# Aim:
Copy each line below in which the string "this" occurs.
▶
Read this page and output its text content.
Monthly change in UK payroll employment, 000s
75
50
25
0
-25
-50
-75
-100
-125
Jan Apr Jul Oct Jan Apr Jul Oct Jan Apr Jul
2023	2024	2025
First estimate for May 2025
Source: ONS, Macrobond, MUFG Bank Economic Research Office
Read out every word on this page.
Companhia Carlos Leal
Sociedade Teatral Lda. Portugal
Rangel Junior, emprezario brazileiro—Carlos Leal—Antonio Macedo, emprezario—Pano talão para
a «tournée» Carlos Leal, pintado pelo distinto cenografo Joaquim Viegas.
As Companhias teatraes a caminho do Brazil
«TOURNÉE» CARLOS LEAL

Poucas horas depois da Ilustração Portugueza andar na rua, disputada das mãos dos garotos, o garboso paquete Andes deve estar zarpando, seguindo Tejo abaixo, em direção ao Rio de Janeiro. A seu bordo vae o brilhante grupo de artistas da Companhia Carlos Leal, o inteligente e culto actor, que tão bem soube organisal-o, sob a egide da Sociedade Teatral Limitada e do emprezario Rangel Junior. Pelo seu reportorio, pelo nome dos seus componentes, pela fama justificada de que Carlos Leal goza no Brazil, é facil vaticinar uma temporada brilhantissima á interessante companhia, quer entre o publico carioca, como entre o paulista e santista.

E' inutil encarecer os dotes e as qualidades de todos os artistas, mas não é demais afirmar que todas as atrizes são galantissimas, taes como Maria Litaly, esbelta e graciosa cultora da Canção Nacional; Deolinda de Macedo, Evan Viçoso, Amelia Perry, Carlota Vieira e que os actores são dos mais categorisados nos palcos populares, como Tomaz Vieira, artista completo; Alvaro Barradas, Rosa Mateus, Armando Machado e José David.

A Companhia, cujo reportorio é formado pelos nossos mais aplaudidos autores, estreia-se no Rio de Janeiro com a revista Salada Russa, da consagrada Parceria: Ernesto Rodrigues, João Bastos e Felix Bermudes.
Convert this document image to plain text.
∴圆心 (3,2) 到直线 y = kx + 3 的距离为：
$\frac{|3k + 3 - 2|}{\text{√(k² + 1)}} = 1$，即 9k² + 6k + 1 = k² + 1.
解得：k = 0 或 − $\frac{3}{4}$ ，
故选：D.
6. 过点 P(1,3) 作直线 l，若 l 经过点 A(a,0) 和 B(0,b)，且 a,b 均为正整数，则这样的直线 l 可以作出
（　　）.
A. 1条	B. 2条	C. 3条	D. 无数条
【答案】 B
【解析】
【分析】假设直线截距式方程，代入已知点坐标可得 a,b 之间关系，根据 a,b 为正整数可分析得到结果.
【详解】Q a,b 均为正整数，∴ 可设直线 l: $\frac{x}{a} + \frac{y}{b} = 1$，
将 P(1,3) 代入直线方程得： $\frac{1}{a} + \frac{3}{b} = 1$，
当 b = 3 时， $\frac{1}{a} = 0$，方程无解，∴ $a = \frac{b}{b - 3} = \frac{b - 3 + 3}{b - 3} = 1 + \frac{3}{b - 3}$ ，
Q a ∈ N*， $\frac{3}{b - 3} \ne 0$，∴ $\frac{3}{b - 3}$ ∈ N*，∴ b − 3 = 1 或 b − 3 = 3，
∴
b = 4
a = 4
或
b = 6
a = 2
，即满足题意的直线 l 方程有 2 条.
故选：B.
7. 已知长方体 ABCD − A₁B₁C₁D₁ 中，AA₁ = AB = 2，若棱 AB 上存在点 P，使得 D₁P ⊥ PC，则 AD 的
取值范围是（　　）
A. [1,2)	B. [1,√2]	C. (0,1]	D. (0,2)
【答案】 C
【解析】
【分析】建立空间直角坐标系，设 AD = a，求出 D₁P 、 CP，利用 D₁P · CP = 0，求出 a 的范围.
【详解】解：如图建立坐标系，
◀
# Exercise output:
Read this page and output its text content.
Read out every word on this page.
Convert this document image to plain text.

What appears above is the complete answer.